## Exercise inputs

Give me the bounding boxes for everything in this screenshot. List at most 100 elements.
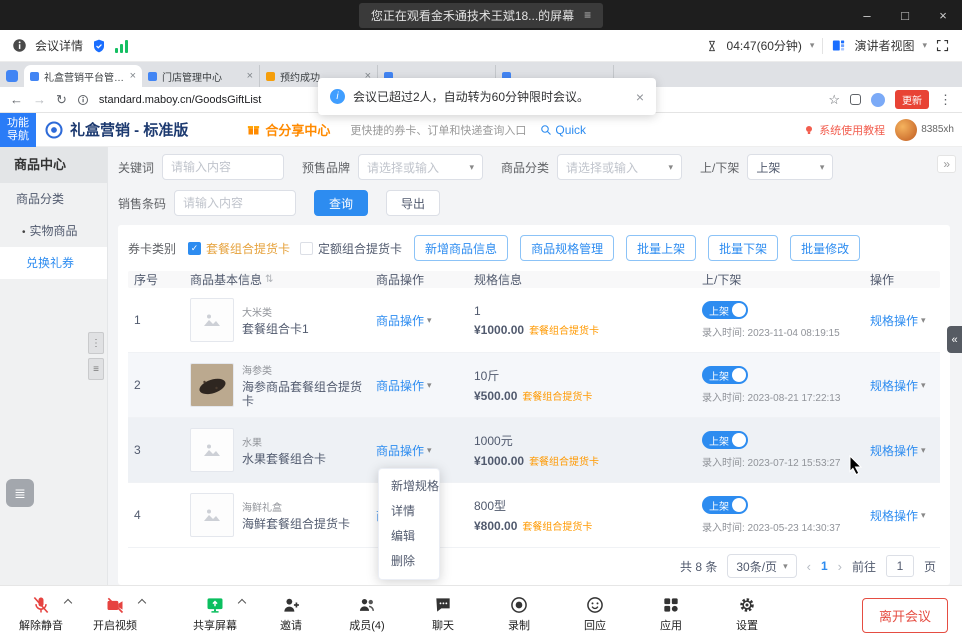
bookmark-star-icon[interactable]: ☆ (828, 92, 840, 108)
menu-item-edit[interactable]: 编辑 (379, 524, 439, 549)
browser-profile-avatar[interactable] (871, 93, 885, 107)
keyword-label: 关键词 (118, 159, 154, 176)
members-button[interactable]: 成员(4) (340, 595, 394, 633)
shelf-toggle[interactable]: 上架 (702, 431, 748, 449)
export-button[interactable]: 导出 (386, 190, 440, 216)
query-button[interactable]: 查询 (314, 190, 368, 216)
close-button[interactable]: × (924, 0, 962, 30)
chevron-up-icon[interactable] (64, 599, 72, 607)
function-nav-toggle[interactable]: 功能导航 (0, 113, 36, 147)
forward-icon[interactable]: → (33, 92, 46, 107)
mic-off-icon (31, 595, 51, 615)
fullscreen-icon[interactable] (935, 38, 950, 53)
network-signal-icon[interactable] (115, 39, 128, 53)
batch-edit-button[interactable]: 批量修改 (790, 235, 860, 261)
chevron-down-icon: ▾ (921, 510, 926, 521)
chevron-up-icon[interactable] (238, 599, 246, 607)
leave-meeting-button[interactable]: 离开会议 (862, 598, 948, 633)
checkbox-combo-card[interactable]: ✓ 套餐组合提货卡 (188, 240, 290, 257)
security-shield-icon[interactable] (91, 38, 107, 54)
apps-button[interactable]: 应用 (644, 595, 698, 633)
spec-manage-button[interactable]: 商品规格管理 (520, 235, 614, 261)
collapse-panel-button[interactable]: » (937, 155, 956, 173)
extensions-icon[interactable] (850, 94, 861, 105)
shelf-toggle[interactable]: 上架 (702, 301, 748, 319)
chat-button[interactable]: 聊天 (416, 595, 470, 633)
product-image (190, 363, 234, 407)
spec-operation-link[interactable]: 规格操作▾ (870, 312, 926, 329)
refresh-icon[interactable]: ↻ (56, 92, 67, 108)
shelf-select[interactable]: 上架▾ (747, 154, 833, 180)
prev-page-button[interactable]: ‹ (807, 559, 811, 574)
invite-button[interactable]: 邀请 (264, 595, 318, 633)
keyword-input[interactable] (162, 154, 284, 180)
sidebar-item-category[interactable]: 商品分类 (0, 183, 107, 215)
product-operation-link[interactable]: 商品操作▾ (376, 377, 432, 394)
spec-operation-link[interactable]: 规格操作▾ (870, 377, 926, 394)
sidebar-mini-handle[interactable]: ⋮ (88, 332, 104, 354)
view-mode-button[interactable]: 演讲者视图 (854, 37, 914, 54)
sort-icon[interactable]: ⇅ (265, 274, 273, 285)
right-collapse-handle[interactable]: « (947, 326, 962, 353)
batch-off-button[interactable]: 批量下架 (708, 235, 778, 261)
batch-on-button[interactable]: 批量上架 (626, 235, 696, 261)
settings-button[interactable]: 设置 (720, 595, 774, 633)
meeting-timer: 04:47(60分钟) (727, 37, 802, 54)
goto-page-input[interactable] (886, 555, 914, 577)
record-button[interactable]: 录制 (492, 595, 546, 633)
apps-grid-icon (661, 595, 681, 615)
browser-apps-icon[interactable] (6, 70, 18, 82)
browser-tab-active[interactable]: 礼盒营销平台管理中心 × (24, 65, 142, 87)
page-size-select[interactable]: 30条/页▾ (727, 554, 796, 578)
quick-search-link[interactable]: Quick (540, 123, 586, 137)
hamburger-icon[interactable]: ≡ (584, 8, 591, 22)
menu-item-detail[interactable]: 详情 (379, 499, 439, 524)
chevron-up-icon[interactable] (138, 599, 146, 607)
chevron-down-icon[interactable]: ▾ (922, 40, 927, 51)
tab-close-icon[interactable]: × (130, 70, 136, 82)
maximize-button[interactable]: □ (886, 0, 924, 30)
category-select[interactable]: 请选择或输入▾ (557, 154, 682, 180)
user-avatar[interactable] (895, 119, 917, 141)
spec-operation-link[interactable]: 规格操作▾ (870, 507, 926, 524)
current-page[interactable]: 1 (821, 559, 828, 573)
add-product-button[interactable]: 新增商品信息 (414, 235, 508, 261)
share-center-link[interactable]: 合分享中心 (246, 120, 330, 139)
brand-select[interactable]: 请选择或输入▾ (358, 154, 483, 180)
menu-item-add-spec[interactable]: 新增规格 (379, 474, 439, 499)
meeting-details-button[interactable]: 会议详情 (35, 37, 83, 54)
meeting-panel-toggle[interactable]: ≣ (6, 479, 34, 507)
start-video-button[interactable]: 开启视频 (88, 595, 142, 633)
chevron-down-icon: ▾ (921, 315, 926, 326)
site-info-icon[interactable] (77, 94, 89, 106)
back-icon[interactable]: ← (10, 92, 23, 107)
url-text[interactable]: standard.maboy.cn/GoodsGiftList (99, 94, 261, 106)
sidebar-item-gift-voucher[interactable]: 兑换礼券 (0, 247, 107, 279)
react-button[interactable]: 回应 (568, 595, 622, 633)
update-badge[interactable]: 更新 (895, 90, 929, 109)
chevron-down-icon[interactable]: ▾ (810, 40, 815, 51)
unmute-button[interactable]: 解除静音 (14, 595, 68, 633)
product-operation-link-open[interactable]: 商品操作▾ (376, 442, 432, 459)
tab-close-icon[interactable]: × (247, 70, 253, 82)
goto-label: 前往 (852, 558, 876, 575)
checkbox-fixed-card[interactable]: 定额组合提货卡 (300, 240, 402, 257)
table-row: 2 海参类海参商品套餐组合提货卡 商品操作▾ 10斤¥500.00套餐组合提货卡… (128, 353, 940, 418)
browser-tab[interactable]: 门店管理中心 × (142, 65, 260, 87)
shelf-toggle[interactable]: 上架 (702, 366, 748, 384)
browser-menu-icon[interactable]: ⋮ (939, 92, 952, 108)
spec-operation-link[interactable]: 规格操作▾ (870, 442, 926, 459)
toast-close-icon[interactable]: × (636, 89, 644, 105)
menu-item-delete[interactable]: 删除 (379, 549, 439, 574)
share-screen-button[interactable]: 共享屏幕 (188, 595, 242, 633)
next-page-button[interactable]: › (838, 559, 842, 574)
tutorial-link[interactable]: 系统使用教程 (803, 122, 885, 138)
pagination: 共 8 条 30条/页▾ ‹ 1 › 前往 页 (128, 548, 940, 580)
product-operation-link[interactable]: 商品操作▾ (376, 312, 432, 329)
shelf-toggle[interactable]: 上架 (702, 496, 748, 514)
minimize-button[interactable]: – (848, 0, 886, 30)
bullet-icon: • (22, 227, 26, 238)
sidebar-mini-handle[interactable]: ≡ (88, 358, 104, 380)
sidebar-item-physical-goods[interactable]: •实物商品 (0, 215, 107, 247)
barcode-input[interactable] (174, 190, 296, 216)
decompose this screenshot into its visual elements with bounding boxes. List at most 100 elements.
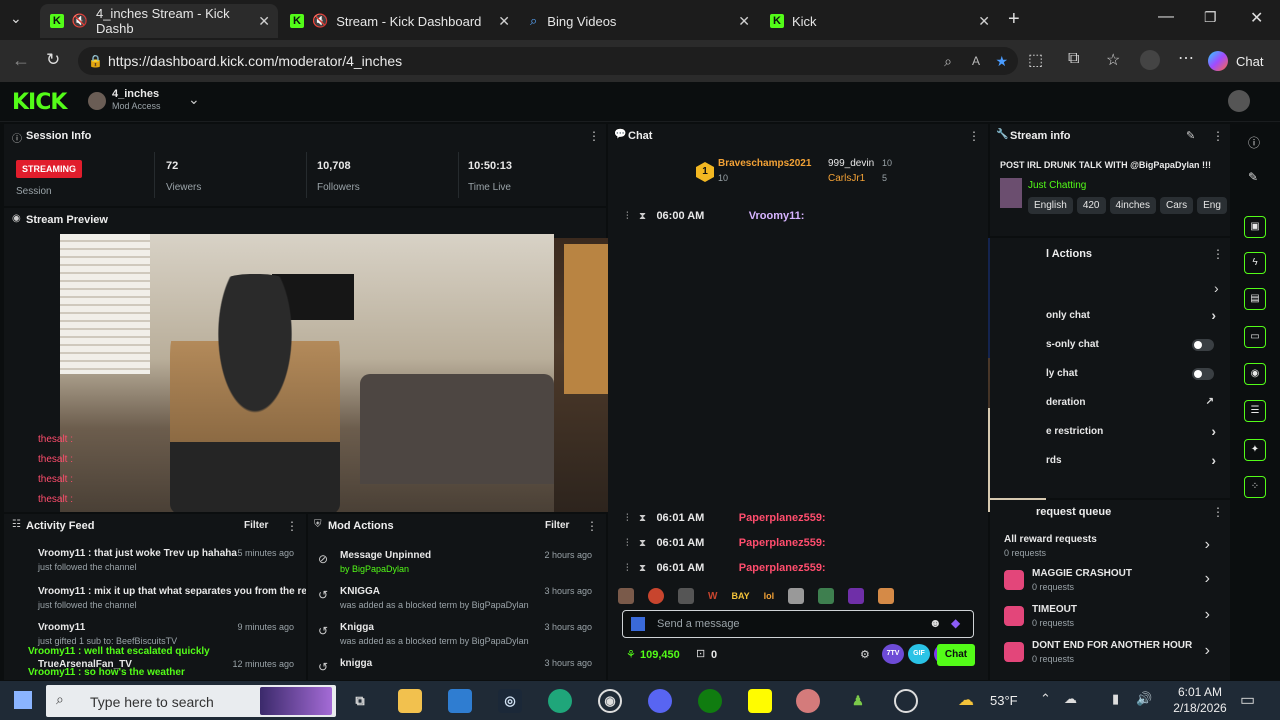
xbox-icon[interactable]: [698, 689, 722, 713]
wrench-tool-icon[interactable]: ✦: [1244, 439, 1266, 461]
emote[interactable]: [878, 588, 895, 604]
toggle-switch[interactable]: [1192, 368, 1214, 380]
close-tab-icon[interactable]: ✕: [978, 13, 990, 30]
edit-pencil-icon[interactable]: ✎: [1248, 170, 1258, 184]
emote[interactable]: [678, 588, 694, 604]
start-button[interactable]: [14, 691, 32, 709]
clock-time[interactable]: 6:01 AM: [1168, 685, 1232, 699]
all-requests-row[interactable]: All reward requests 0 requests ›: [1004, 534, 1220, 560]
discord-icon[interactable]: [648, 689, 672, 713]
category-name[interactable]: Just Chatting: [1028, 180, 1086, 191]
panel-menu-icon[interactable]: ⋮: [1212, 129, 1224, 143]
queue-tool-icon[interactable]: ☰: [1244, 400, 1266, 422]
clock-date[interactable]: 2/18/2026: [1162, 701, 1238, 715]
emote-bay[interactable]: BAY: [731, 591, 749, 601]
send-chat-button[interactable]: Chat: [937, 644, 975, 666]
emote[interactable]: [618, 588, 634, 604]
close-tab-icon[interactable]: ✕: [498, 13, 510, 30]
toggle-switch[interactable]: [1192, 339, 1214, 351]
read-aloud-icon[interactable]: A: [972, 47, 980, 75]
info-icon[interactable]: ⓘ: [1248, 134, 1260, 151]
app-icon[interactable]: [796, 689, 820, 713]
reward-row[interactable]: DONT END FOR ANOTHER HOUR 0 requests ›: [1004, 640, 1220, 666]
volume-icon[interactable]: 🔊: [1136, 691, 1152, 707]
filter-button[interactable]: Filter: [244, 520, 268, 531]
favorites-icon[interactable]: ☆: [1106, 50, 1120, 70]
emote[interactable]: [848, 588, 865, 604]
chess-icon[interactable]: ♟: [846, 689, 870, 713]
emote-lol[interactable]: lol: [764, 591, 775, 601]
taskbar-search-box[interactable]: ⌕ Type here to search: [46, 685, 336, 717]
task-view-icon[interactable]: ⧉: [348, 689, 372, 713]
panel-menu-icon[interactable]: ⋮: [1212, 247, 1224, 261]
obs-icon[interactable]: ◉: [598, 689, 622, 713]
close-tab-icon[interactable]: ✕: [258, 13, 270, 30]
reward-row[interactable]: MAGGIE CRASHOUT 0 requests ›: [1004, 568, 1220, 594]
refresh-button[interactable]: ↻: [46, 50, 60, 70]
chat-input-box[interactable]: Send a message ☻ ◆: [622, 610, 974, 638]
tab-kick[interactable]: K Kick ✕: [760, 4, 998, 38]
settings-gear-icon[interactable]: ⚙: [860, 648, 870, 661]
panel-menu-icon[interactable]: ⋮: [286, 519, 298, 533]
collections-icon[interactable]: ⧉: [1068, 50, 1079, 68]
back-button[interactable]: ←: [12, 50, 30, 71]
tray-overflow-icon[interactable]: ⌃: [1040, 691, 1051, 707]
close-tab-icon[interactable]: ✕: [738, 13, 750, 30]
stream-preview-tool-icon[interactable]: ▣: [1244, 216, 1266, 238]
channel-switcher-chevron-icon[interactable]: ⌄: [188, 91, 200, 108]
panel-menu-icon[interactable]: ⋮: [586, 519, 598, 533]
zoom-icon[interactable]: ⌕: [944, 47, 952, 75]
panel-menu-icon[interactable]: ⋮: [1212, 505, 1224, 519]
onedrive-icon[interactable]: ☁: [1064, 691, 1077, 707]
more-menu-icon[interactable]: ⋯: [1178, 48, 1194, 68]
lightning-tool-icon[interactable]: ϟ: [1244, 252, 1266, 274]
panel-menu-icon[interactable]: ⋮: [968, 129, 980, 143]
network-icon[interactable]: ▮: [1112, 691, 1119, 707]
kick-logo[interactable]: KICK: [12, 90, 67, 115]
action-row[interactable]: rds ›: [1046, 452, 1226, 471]
document-tool-icon[interactable]: ▤: [1244, 288, 1266, 310]
maximize-button[interactable]: ❐: [1204, 9, 1217, 26]
panel-menu-icon[interactable]: ⋮: [588, 129, 600, 143]
copilot-button[interactable]: Chat: [1208, 46, 1263, 76]
apps-tool-icon[interactable]: ⁘: [1244, 476, 1266, 498]
gif-badge[interactable]: GIF: [908, 644, 930, 664]
gift-icon[interactable]: ⊡: [696, 647, 705, 660]
close-window-button[interactable]: ✕: [1250, 8, 1263, 28]
tab-actions-icon[interactable]: ⌄: [10, 10, 30, 30]
recording-icon[interactable]: [894, 689, 918, 713]
tab-kick-dashboard-4inches[interactable]: K 🔇 4_inches Stream - Kick Dashb ✕: [40, 4, 278, 38]
action-row[interactable]: only chat ›: [1046, 307, 1226, 326]
extensions-icon[interactable]: ⬚: [1028, 50, 1043, 70]
action-row[interactable]: ly chat: [1046, 368, 1226, 384]
profile-avatar[interactable]: [1140, 50, 1160, 70]
emote[interactable]: [788, 588, 805, 604]
chat-tool-icon[interactable]: ▭: [1244, 326, 1266, 348]
edge-icon[interactable]: [548, 689, 572, 713]
favorite-star-icon[interactable]: ★: [995, 47, 1008, 75]
kicks-icon[interactable]: ◆: [951, 616, 960, 630]
user-avatar[interactable]: [1228, 90, 1250, 112]
emote[interactable]: [818, 588, 835, 604]
action-row[interactable]: s-only chat: [1046, 339, 1226, 355]
new-tab-button[interactable]: +: [1008, 8, 1020, 31]
minimize-button[interactable]: —: [1158, 8, 1174, 26]
tab-bing-videos[interactable]: ⌕ Bing Videos ✕: [520, 4, 758, 38]
broadcast-tool-icon[interactable]: ◉: [1244, 363, 1266, 385]
emote[interactable]: W: [708, 591, 717, 602]
chevron-right-icon[interactable]: ›: [1214, 280, 1219, 296]
tab-stream-dashboard[interactable]: K 🔇 Stream - Kick Dashboard ✕: [280, 4, 518, 38]
weather-temp[interactable]: 53°F: [990, 693, 1018, 708]
microsoft-store-icon[interactable]: [448, 689, 472, 713]
stream-video-left[interactable]: [60, 234, 554, 512]
action-row[interactable]: e restriction ›: [1046, 423, 1226, 442]
emoji-icon[interactable]: ☻: [929, 616, 942, 630]
edit-pencil-icon[interactable]: ✎: [1186, 129, 1195, 142]
reward-row[interactable]: TIMEOUT 0 requests ›: [1004, 604, 1220, 630]
emote[interactable]: [648, 588, 664, 604]
address-bar[interactable]: 🔒 https://dashboard.kick.com/moderator/4…: [78, 47, 1018, 75]
file-explorer-icon[interactable]: [398, 689, 422, 713]
snapchat-icon[interactable]: [748, 689, 772, 713]
action-row[interactable]: deration ↗: [1046, 396, 1226, 413]
7tv-badge[interactable]: 7TV: [882, 644, 904, 664]
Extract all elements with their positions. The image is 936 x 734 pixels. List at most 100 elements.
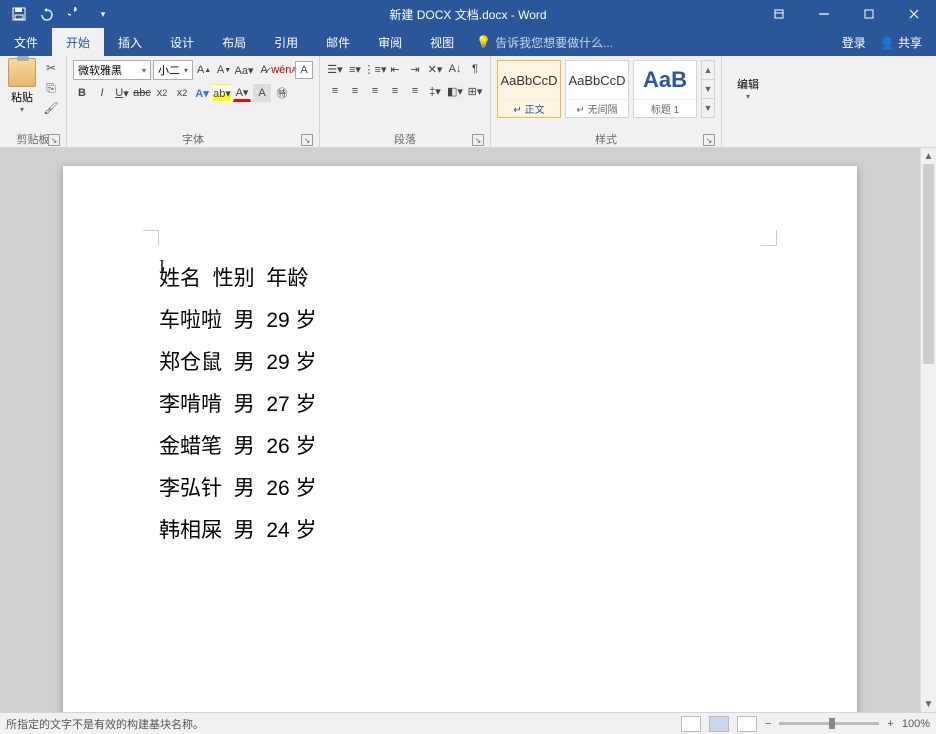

## What the task asks
Pick out every line in the entries above that contains the string "reward", treating uppercase and lowercase letters as distinct.

## Expected output
all-requests-row[interactable]: All reward requests 0 requests ›: [1004, 534, 1220, 560]
reward-row[interactable]: DONT END FOR ANOTHER HOUR 0 requests ›: [1004, 640, 1220, 666]
reward-row[interactable]: MAGGIE CRASHOUT 0 requests ›: [1004, 568, 1220, 594]
reward-row[interactable]: TIMEOUT 0 requests ›: [1004, 604, 1220, 630]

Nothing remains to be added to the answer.